─── SUPPLIED DATA ───

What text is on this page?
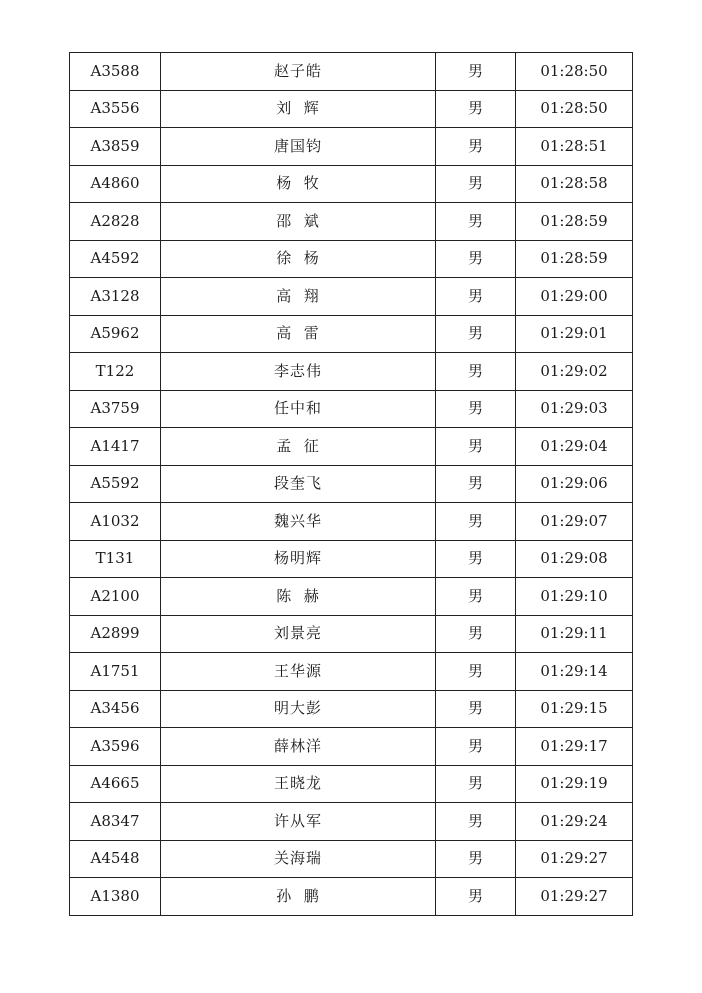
A3588	赵子皓	男	01:28:50
A3556	刘  辉	男	01:28:50
A3859	唐国钧	男	01:28:51
A4860	杨  牧	男	01:28:58
A2828	邵  斌	男	01:28:59
A4592	徐  杨	男	01:28:59
A3128	高  翔	男	01:29:00
A5962	高  雷	男	01:29:01
T122	李志伟	男	01:29:02
A3759	任中和	男	01:29:03
A1417	孟  征	男	01:29:04
A5592	段奎飞	男	01:29:06
A1032	魏兴华	男	01:29:07
T131	杨明辉	男	01:29:08
A2100	陈  赫	男	01:29:10
A2899	刘景亮	男	01:29:11
A1751	王华源	男	01:29:14
A3456	明大彭	男	01:29:15
A3596	薛林洋	男	01:29:17
A4665	王晓龙	男	01:29:19
A8347	许从军	男	01:29:24
A4548	关海瑞	男	01:29:27
A1380	孙  鹏	男	01:29:27
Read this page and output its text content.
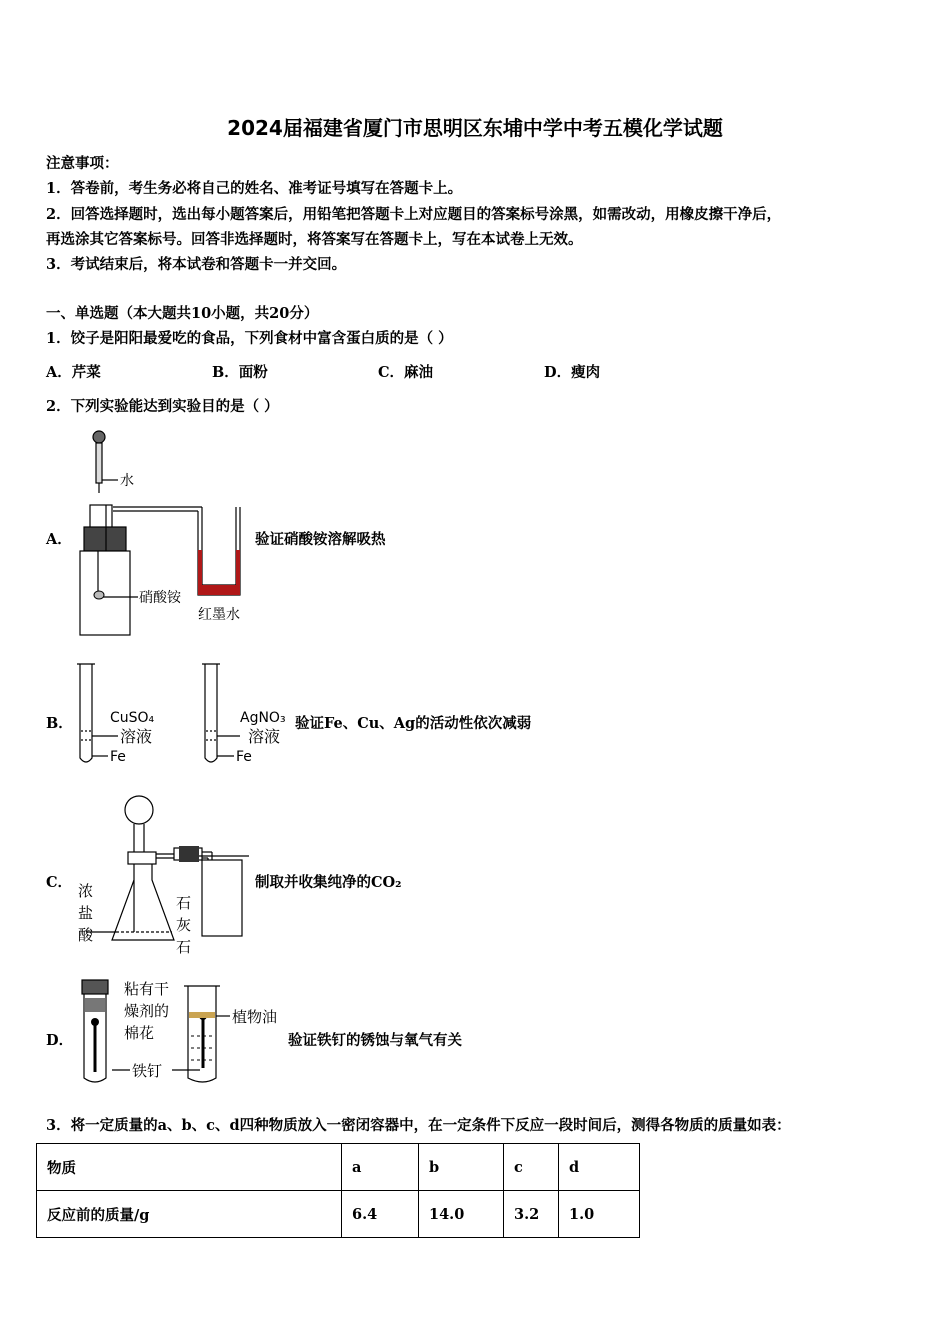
2024届福建省厦门市思明区东埔中学中考五模化学试题
注意事项：
1．答卷前，考生务必将自己的姓名、准考证号填写在答题卡上。
2．回答选择题时，选出每小题答案后，用铅笔把答题卡上对应题目的答案标号涂黑，如需改动，用橡皮擦干净后，
再选涂其它答案标号。回答非选择题时，将答案写在答题卡上，写在本试卷上无效。
3．考试结束后，将本试卷和答题卡一并交回。
一、单选题（本大题共10小题，共20分）
1．饺子是阳阳最爱吃的食品，下列食材中富含蛋白质的是（ ）
A．芹菜	B．面粉	C．麻油	D．瘦肉
2．下列实验能达到实验目的是（ ）
A．
水
硝酸铵
红墨水
验证硝酸铵溶解吸热
B．	CuSO₄
溶液
Fe
AgNO₃
溶液
Fe
验证Fe、Cu、Ag的活动性依次减弱
C． 浓
盐
酸
石
灰
石
制取并收集纯净的CO₂
D．
粘有干
燥剂的
棉花
植物油
铁钉
验证铁钉的锈蚀与氧气有关
3．将一定质量的a、b、c、d四种物质放入一密闭容器中，在一定条件下反应一段时间后，测得各物质的质量如表：
物质	a	b	c	d
反应前的质量/g	6.4	14.0	3.2	1.0
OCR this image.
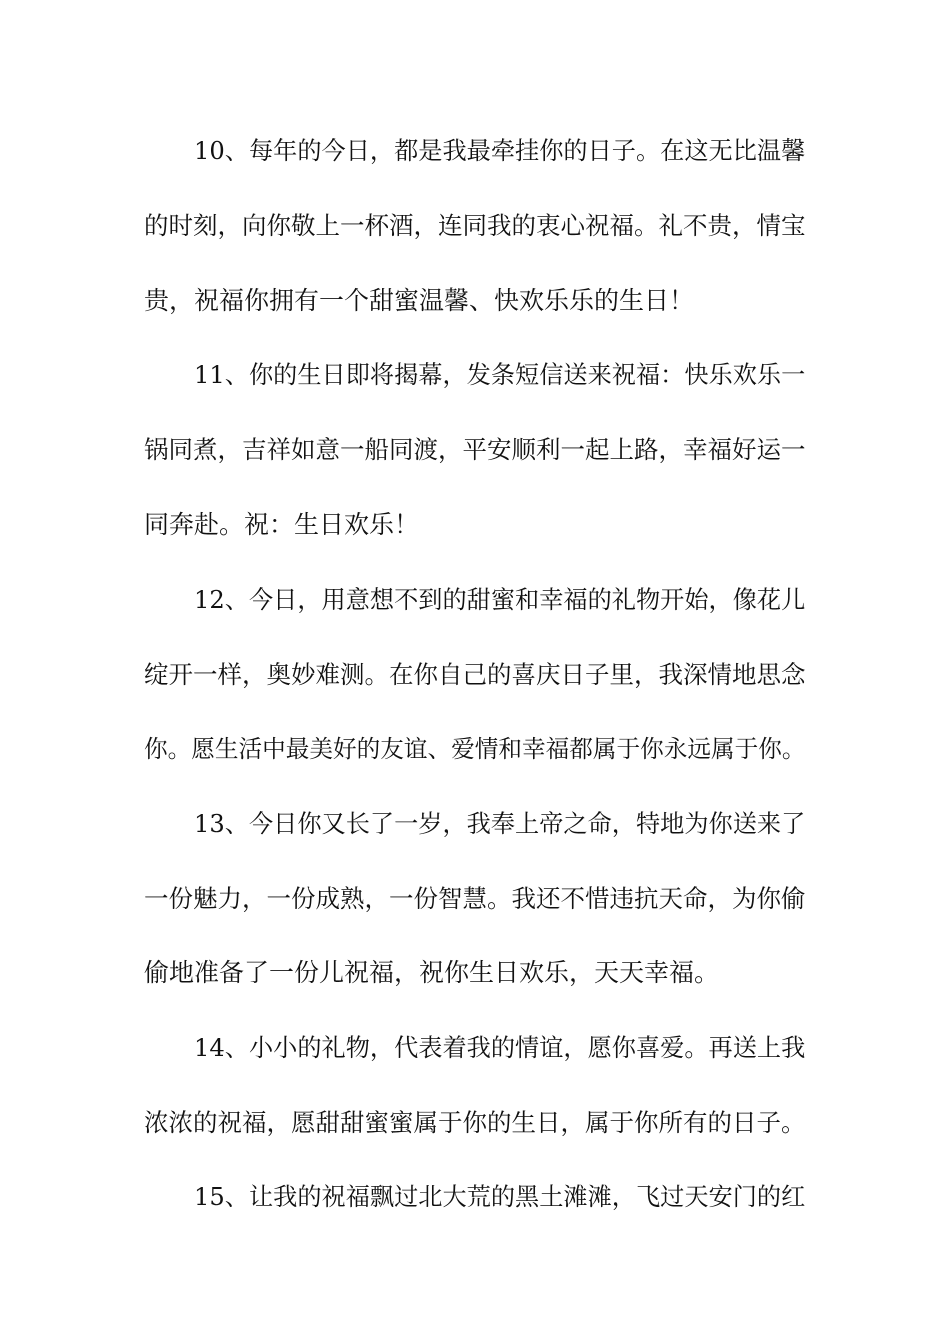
10、每年的今日，都是我最牵挂你的日子。在这无比温馨
的时刻，向你敬上一杯酒，连同我的衷心祝福。礼不贵，情宝
贵，祝福你拥有一个甜蜜温馨、快欢乐乐的生日！
11、你的生日即将揭幕，发条短信送来祝福：快乐欢乐一
锅同煮，吉祥如意一船同渡，平安顺利一起上路，幸福好运一
同奔赴。祝：生日欢乐！
12、今日，用意想不到的甜蜜和幸福的礼物开始，像花儿
绽开一样，奥妙难测。在你自己的喜庆日子里，我深情地思念
你。愿生活中最美好的友谊、爱情和幸福都属于你永远属于你。
13、今日你又长了一岁，我奉上帝之命，特地为你送来了
一份魅力，一份成熟，一份智慧。我还不惜违抗天命，为你偷
偷地准备了一份儿祝福，祝你生日欢乐，天天幸福。
14、小小的礼物，代表着我的情谊，愿你喜爱。再送上我
浓浓的祝福，愿甜甜蜜蜜属于你的生日，属于你所有的日子。
15、让我的祝福飘过北大荒的黑土滩滩，飞过天安门的红
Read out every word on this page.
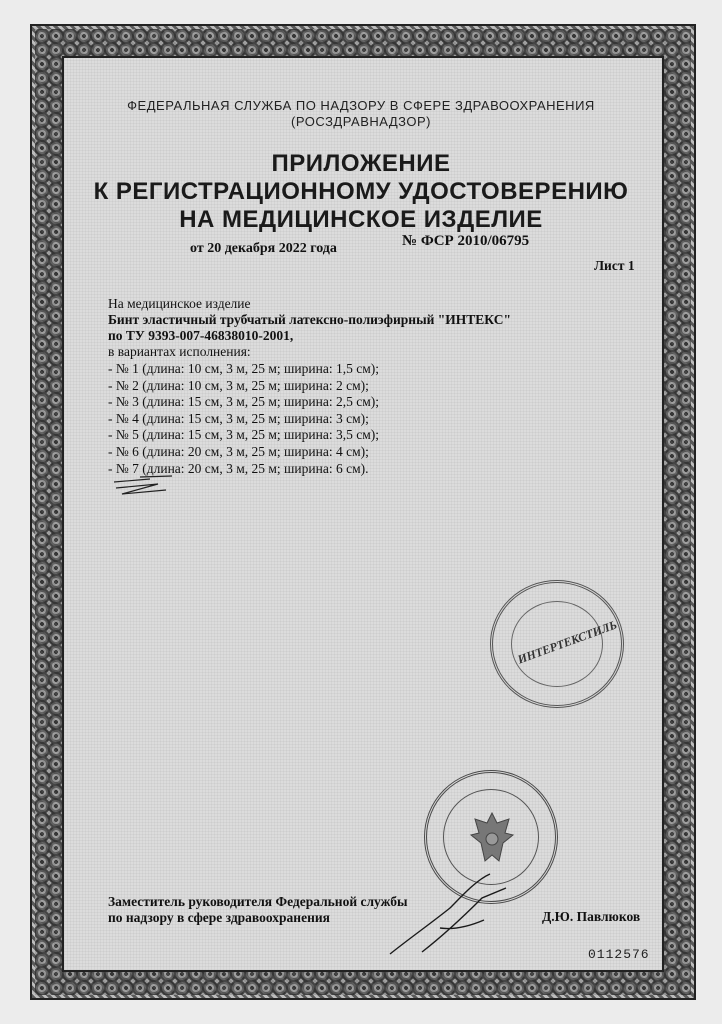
ФЕДЕРАЛЬНАЯ СЛУЖБА ПО НАДЗОРУ В СФЕРЕ ЗДРАВООХРАНЕНИЯ
(РОСЗДРАВНАДЗОР)
ПРИЛОЖЕНИЕ
К РЕГИСТРАЦИОННОМУ УДОСТОВЕРЕНИЮ
НА МЕДИЦИНСКОЕ ИЗДЕЛИЕ
от 20 декабря 2022 года	№ ФСР 2010/06795
Лист 1
На медицинское изделие
Бинт эластичный трубчатый латексно-полиэфирный "ИНТЕКС"
по ТУ 9393-007-46838010-2001,
в вариантах исполнения:
- № 1 (длина: 10 см, 3 м, 25 м; ширина: 1,5 см);
- № 2 (длина: 10 см, 3 м, 25 м; ширина: 2 см);
- № 3 (длина: 15 см, 3 м, 25 м; ширина: 2,5 см);
- № 4 (длина: 15 см, 3 м, 25 м; ширина: 3 см);
- № 5 (длина: 15 см, 3 м, 25 м; ширина: 3,5 см);
- № 6 (длина: 20 см, 3 м, 25 м; ширина: 4 см);
- № 7 (длина: 20 см, 3 м, 25 м; ширина: 6 см).
ИНТЕРТЕКСТИЛЬ
Заместитель руководителя Федеральной службы
по надзору в сфере здравоохранения	Д.Ю. Павлюков
0112576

───

• **TASK TO COMPLETE**
Scan the material above for the string "длина" and report each line where you find it.

• **RESULT**
- № 1 (длина: 10 см, 3 м, 25 м; ширина: 1,5 см);
- № 2 (длина: 10 см, 3 м, 25 м; ширина: 2 см);
- № 3 (длина: 15 см, 3 м, 25 м; ширина: 2,5 см);
- № 4 (длина: 15 см, 3 м, 25 м; ширина: 3 см);
- № 5 (длина: 15 см, 3 м, 25 м; ширина: 3,5 см);
- № 6 (длина: 20 см, 3 м, 25 м; ширина: 4 см);
- № 7 (длина: 20 см, 3 м, 25 м; ширина: 6 см).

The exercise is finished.